Data shown:
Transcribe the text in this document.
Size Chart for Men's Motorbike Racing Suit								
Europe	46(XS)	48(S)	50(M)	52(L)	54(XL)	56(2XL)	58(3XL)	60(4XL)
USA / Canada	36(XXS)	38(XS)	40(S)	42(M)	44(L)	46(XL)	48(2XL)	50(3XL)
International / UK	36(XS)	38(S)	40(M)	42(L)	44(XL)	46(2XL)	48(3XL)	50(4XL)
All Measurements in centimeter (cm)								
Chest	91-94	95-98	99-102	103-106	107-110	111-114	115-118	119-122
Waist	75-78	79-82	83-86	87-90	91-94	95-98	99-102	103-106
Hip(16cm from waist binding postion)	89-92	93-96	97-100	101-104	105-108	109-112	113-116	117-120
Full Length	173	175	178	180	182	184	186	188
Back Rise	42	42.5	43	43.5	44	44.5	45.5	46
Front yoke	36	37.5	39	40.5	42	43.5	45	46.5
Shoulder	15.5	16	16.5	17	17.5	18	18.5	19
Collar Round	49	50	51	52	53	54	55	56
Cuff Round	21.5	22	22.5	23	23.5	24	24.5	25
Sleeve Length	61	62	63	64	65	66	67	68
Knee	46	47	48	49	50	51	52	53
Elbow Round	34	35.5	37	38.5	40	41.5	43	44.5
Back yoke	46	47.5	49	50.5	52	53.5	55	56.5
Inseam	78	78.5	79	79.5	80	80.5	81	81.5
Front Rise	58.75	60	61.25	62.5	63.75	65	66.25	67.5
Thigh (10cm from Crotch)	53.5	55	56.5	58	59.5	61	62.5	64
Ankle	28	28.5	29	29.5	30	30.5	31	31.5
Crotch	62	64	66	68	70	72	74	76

Exercise goal: Retype all the material above precisely, with no line left out.

Correct result:
Transcribe the text in this document.
Size Chart for Men's Motorbike Racing Suit								
Europe	46(XS)	48(S)	50(M)	52(L)	54(XL)	56(2XL)	58(3XL)	60(4XL)
USA / Canada	36(XXS)	38(XS)	40(S)	42(M)	44(L)	46(XL)	48(2XL)	50(3XL)
International / UK	36(XS)	38(S)	40(M)	42(L)	44(XL)	46(2XL)	48(3XL)	50(4XL)
All Measurements in centimeter (cm)								
Chest	91-94	95-98	99-102	103-106	107-110	111-114	115-118	119-122
Waist	75-78	79-82	83-86	87-90	91-94	95-98	99-102	103-106
Hip(16cm from waist binding postion)	89-92	93-96	97-100	101-104	105-108	109-112	113-116	117-120
Full Length	173	175	178	180	182	184	186	188
Back Rise	42	42.5	43	43.5	44	44.5	45.5	46
Front yoke	36	37.5	39	40.5	42	43.5	45	46.5
Shoulder	15.5	16	16.5	17	17.5	18	18.5	19
Collar Round	49	50	51	52	53	54	55	56
Cuff Round	21.5	22	22.5	23	23.5	24	24.5	25
Sleeve Length	61	62	63	64	65	66	67	68
Knee	46	47	48	49	50	51	52	53
Elbow Round	34	35.5	37	38.5	40	41.5	43	44.5
Back yoke	46	47.5	49	50.5	52	53.5	55	56.5
Inseam	78	78.5	79	79.5	80	80.5	81	81.5
Front Rise	58.75	60	61.25	62.5	63.75	65	66.25	67.5
Thigh (10cm from Crotch)	53.5	55	56.5	58	59.5	61	62.5	64
Ankle	28	28.5	29	29.5	30	30.5	31	31.5
Crotch	62	64	66	68	70	72	74	76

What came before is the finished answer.